• What you should do: A line counts if it contains the string "لإضافة"; say how many such lines there are, giving only the number.
┌──
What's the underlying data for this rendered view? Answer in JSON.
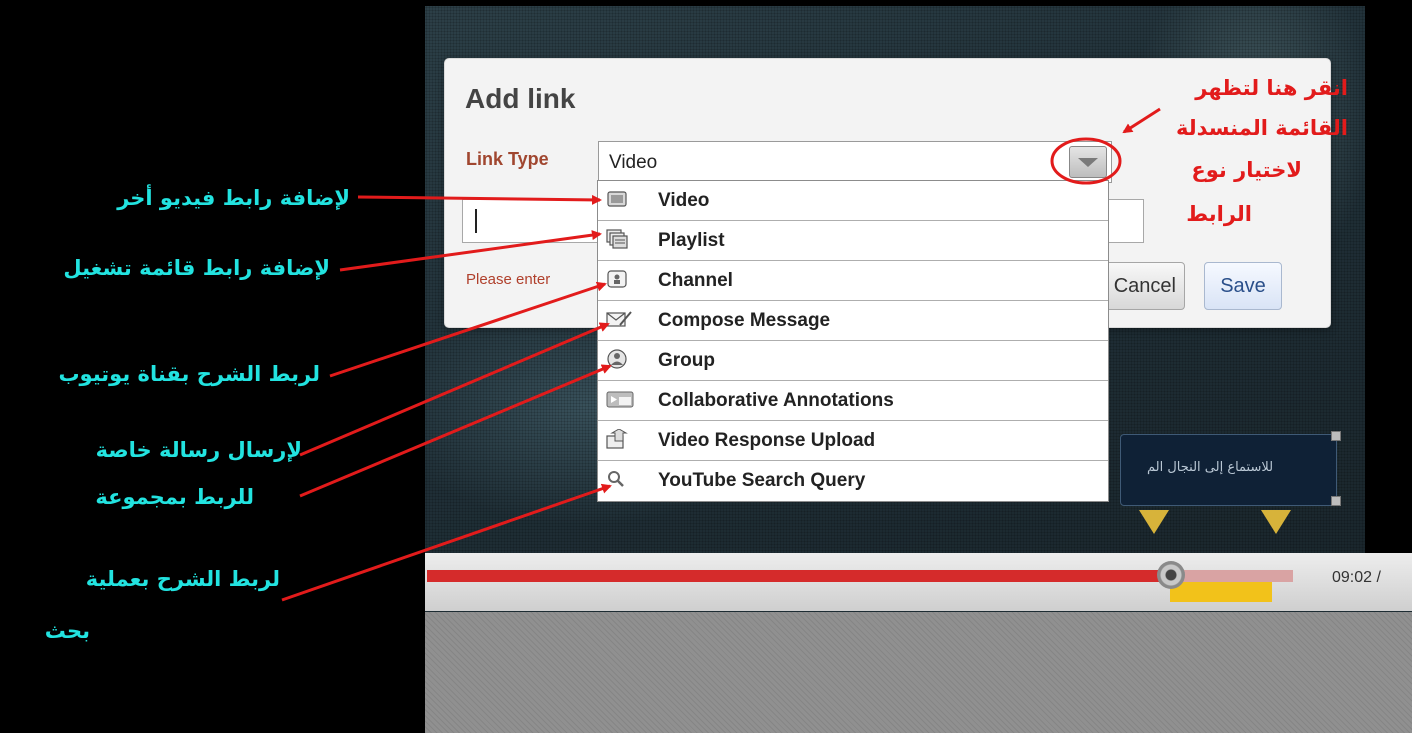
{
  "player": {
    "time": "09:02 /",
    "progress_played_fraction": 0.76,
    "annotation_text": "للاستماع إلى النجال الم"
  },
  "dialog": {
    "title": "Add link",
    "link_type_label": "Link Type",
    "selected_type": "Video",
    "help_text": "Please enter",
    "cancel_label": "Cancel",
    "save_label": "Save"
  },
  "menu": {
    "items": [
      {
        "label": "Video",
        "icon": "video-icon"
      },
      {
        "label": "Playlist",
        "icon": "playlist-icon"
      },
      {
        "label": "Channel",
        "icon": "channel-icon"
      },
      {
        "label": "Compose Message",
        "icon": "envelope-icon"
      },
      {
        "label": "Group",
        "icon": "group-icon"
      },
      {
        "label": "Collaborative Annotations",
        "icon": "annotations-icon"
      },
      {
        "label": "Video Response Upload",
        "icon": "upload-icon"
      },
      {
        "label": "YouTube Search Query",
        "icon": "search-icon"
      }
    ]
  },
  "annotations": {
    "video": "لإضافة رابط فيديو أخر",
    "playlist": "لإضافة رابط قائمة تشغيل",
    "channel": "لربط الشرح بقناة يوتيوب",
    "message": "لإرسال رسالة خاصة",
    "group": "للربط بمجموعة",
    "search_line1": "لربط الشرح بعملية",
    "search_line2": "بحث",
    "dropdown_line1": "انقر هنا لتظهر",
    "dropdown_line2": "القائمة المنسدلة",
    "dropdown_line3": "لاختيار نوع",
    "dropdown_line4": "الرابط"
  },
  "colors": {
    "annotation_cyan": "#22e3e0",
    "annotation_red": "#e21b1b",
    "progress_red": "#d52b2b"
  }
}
└──
┌──
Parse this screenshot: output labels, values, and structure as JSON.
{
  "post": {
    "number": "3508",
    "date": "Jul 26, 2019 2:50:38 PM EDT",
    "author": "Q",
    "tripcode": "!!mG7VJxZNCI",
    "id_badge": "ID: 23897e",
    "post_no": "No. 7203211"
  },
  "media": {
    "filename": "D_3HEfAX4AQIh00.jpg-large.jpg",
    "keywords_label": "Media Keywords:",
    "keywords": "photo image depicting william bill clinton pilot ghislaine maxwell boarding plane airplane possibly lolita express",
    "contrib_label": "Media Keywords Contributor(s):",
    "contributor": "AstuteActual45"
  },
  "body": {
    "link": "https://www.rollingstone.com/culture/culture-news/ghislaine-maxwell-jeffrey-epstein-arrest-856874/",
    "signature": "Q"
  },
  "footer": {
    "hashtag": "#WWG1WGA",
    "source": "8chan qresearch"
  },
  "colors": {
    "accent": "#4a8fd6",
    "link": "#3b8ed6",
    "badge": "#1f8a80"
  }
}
└──
• Completed exercise: 2